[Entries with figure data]

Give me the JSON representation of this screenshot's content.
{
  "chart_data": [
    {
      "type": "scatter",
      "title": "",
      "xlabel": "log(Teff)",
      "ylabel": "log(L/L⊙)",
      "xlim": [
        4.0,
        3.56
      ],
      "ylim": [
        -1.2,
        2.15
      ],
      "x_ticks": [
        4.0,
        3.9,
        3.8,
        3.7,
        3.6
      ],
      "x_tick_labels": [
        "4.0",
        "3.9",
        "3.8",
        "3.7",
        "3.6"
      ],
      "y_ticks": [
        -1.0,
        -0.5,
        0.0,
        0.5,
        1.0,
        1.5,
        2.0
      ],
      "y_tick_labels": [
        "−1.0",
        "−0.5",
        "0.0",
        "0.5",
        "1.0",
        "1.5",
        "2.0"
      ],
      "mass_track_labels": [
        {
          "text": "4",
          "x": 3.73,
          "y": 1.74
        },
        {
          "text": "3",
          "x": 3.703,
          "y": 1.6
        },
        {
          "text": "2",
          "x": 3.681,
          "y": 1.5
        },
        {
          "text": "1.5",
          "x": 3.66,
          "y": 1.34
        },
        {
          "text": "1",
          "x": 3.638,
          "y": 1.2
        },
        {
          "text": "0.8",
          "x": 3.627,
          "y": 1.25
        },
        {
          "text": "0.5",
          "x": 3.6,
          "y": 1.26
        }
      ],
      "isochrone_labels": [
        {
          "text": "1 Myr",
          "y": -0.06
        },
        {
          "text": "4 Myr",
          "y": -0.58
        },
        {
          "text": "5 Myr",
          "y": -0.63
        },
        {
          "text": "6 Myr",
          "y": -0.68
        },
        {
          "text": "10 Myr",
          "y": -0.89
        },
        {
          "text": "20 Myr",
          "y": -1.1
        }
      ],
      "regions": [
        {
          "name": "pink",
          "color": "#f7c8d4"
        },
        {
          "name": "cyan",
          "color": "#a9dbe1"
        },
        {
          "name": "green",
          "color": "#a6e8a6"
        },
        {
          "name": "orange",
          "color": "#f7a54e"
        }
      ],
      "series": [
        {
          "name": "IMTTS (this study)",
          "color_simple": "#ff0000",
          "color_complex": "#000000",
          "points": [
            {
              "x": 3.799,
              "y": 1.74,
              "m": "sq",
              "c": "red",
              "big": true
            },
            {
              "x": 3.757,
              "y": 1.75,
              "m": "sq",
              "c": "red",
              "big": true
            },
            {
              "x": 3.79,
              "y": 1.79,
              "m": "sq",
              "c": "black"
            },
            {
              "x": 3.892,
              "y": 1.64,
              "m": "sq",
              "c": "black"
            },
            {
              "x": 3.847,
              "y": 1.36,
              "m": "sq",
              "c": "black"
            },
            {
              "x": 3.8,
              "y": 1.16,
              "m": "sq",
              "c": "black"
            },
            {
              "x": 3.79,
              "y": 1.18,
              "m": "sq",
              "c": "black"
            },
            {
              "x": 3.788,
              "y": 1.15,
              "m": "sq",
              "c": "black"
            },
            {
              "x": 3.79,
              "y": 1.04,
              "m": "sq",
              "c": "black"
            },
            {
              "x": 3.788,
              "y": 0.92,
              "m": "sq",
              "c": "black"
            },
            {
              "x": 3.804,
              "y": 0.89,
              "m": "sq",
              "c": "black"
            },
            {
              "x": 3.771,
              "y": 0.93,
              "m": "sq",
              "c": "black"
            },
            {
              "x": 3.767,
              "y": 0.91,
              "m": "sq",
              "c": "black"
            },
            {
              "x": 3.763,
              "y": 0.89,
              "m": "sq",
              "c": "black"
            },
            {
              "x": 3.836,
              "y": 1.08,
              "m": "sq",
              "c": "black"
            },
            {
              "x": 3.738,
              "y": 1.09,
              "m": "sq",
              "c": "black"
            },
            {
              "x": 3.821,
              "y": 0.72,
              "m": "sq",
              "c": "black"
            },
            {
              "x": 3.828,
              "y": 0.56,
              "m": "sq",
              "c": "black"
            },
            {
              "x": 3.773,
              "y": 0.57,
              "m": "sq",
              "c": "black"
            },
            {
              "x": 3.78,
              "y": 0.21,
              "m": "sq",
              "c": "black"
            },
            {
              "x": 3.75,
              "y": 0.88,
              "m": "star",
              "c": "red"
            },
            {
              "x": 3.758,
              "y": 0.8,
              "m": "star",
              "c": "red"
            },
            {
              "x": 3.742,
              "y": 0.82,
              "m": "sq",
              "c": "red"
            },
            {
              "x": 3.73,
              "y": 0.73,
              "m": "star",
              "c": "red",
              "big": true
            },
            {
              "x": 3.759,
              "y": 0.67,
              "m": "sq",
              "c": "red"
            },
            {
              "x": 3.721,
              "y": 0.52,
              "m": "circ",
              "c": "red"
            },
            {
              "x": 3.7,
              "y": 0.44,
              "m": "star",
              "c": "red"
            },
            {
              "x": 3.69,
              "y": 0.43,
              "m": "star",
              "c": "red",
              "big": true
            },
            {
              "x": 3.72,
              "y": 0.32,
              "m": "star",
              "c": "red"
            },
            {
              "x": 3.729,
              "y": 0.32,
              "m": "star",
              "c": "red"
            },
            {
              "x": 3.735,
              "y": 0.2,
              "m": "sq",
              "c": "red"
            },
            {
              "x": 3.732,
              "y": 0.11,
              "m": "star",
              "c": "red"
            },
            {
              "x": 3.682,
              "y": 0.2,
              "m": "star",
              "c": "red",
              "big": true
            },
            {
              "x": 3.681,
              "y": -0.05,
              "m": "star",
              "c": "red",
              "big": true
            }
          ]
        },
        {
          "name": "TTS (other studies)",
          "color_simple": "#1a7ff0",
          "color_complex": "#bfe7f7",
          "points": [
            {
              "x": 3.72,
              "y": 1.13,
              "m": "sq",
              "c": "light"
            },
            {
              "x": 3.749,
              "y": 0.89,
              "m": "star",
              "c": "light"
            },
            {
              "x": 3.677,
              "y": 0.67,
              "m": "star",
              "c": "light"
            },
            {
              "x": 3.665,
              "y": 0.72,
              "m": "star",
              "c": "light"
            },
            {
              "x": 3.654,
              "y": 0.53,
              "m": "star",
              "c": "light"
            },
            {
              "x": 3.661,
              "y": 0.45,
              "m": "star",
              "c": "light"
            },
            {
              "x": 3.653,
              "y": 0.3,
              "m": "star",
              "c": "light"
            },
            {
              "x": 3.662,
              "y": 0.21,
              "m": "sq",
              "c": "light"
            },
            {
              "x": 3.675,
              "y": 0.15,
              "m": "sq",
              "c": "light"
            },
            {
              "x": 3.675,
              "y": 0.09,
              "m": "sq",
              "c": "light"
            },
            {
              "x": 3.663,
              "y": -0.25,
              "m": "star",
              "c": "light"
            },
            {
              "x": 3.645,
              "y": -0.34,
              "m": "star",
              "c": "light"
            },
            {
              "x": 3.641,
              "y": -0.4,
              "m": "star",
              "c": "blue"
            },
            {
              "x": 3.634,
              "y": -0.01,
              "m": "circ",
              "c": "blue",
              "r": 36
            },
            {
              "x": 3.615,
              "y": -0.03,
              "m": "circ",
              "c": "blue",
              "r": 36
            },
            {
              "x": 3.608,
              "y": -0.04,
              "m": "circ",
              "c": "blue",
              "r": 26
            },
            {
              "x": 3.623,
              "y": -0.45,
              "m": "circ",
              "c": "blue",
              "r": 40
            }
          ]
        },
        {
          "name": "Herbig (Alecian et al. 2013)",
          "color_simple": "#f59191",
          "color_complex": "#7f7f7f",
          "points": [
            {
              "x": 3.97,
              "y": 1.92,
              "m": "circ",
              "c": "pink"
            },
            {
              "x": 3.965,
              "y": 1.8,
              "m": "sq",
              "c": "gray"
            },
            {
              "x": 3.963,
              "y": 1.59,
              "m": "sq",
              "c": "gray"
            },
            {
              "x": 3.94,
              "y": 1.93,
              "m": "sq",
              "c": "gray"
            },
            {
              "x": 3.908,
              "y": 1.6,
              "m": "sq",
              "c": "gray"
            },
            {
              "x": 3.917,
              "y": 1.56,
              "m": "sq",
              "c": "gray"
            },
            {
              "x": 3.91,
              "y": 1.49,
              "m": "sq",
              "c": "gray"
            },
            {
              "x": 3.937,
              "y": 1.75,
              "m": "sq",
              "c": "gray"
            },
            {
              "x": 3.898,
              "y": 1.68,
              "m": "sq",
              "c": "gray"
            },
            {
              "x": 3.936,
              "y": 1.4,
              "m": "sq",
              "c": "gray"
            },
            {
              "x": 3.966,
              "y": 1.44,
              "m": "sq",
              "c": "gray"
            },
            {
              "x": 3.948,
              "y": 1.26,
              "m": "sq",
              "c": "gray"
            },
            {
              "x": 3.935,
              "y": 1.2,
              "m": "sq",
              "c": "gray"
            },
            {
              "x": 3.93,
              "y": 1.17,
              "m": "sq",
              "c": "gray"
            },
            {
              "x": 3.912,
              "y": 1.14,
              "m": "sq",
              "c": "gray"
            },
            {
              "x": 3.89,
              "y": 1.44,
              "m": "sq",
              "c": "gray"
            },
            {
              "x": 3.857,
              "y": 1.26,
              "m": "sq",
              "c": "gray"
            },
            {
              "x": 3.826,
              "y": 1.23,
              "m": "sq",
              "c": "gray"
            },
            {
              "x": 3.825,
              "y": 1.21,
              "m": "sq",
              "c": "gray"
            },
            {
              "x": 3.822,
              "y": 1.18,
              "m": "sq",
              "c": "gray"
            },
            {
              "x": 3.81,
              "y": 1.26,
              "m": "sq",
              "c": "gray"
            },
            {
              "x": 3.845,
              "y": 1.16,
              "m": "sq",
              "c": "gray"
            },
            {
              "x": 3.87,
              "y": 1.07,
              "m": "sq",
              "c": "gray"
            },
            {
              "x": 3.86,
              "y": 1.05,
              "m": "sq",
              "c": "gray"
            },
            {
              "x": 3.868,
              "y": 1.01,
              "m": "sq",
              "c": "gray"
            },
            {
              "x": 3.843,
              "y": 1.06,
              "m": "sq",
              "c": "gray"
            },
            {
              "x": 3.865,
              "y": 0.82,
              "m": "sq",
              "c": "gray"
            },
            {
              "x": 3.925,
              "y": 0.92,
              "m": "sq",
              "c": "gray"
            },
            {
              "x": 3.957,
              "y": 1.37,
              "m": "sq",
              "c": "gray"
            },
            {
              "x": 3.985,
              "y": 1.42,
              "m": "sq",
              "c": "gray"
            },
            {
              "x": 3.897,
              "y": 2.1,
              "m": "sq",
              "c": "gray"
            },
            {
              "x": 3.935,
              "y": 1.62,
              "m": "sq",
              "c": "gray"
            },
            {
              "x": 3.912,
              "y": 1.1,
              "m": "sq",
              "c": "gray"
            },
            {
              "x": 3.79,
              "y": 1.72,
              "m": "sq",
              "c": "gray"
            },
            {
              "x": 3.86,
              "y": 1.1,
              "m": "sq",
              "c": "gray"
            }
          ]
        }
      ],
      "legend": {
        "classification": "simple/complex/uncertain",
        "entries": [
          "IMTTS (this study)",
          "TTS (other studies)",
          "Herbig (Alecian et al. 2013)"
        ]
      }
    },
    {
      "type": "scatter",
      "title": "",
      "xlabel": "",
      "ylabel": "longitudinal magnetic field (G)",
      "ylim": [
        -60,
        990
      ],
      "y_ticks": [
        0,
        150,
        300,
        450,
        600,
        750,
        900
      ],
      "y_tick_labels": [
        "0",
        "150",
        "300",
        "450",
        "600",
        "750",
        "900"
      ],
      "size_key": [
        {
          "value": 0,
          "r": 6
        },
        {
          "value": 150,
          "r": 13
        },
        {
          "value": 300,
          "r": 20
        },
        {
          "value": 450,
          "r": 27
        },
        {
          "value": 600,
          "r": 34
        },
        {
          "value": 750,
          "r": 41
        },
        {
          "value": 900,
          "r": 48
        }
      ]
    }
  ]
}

STATED TASK.
Extract all lines containing the word "Herbig".

THE RESULT.
          "name": "Herbig (Alecian et al. 2013)",
          "Herbig (Alecian et al. 2013)"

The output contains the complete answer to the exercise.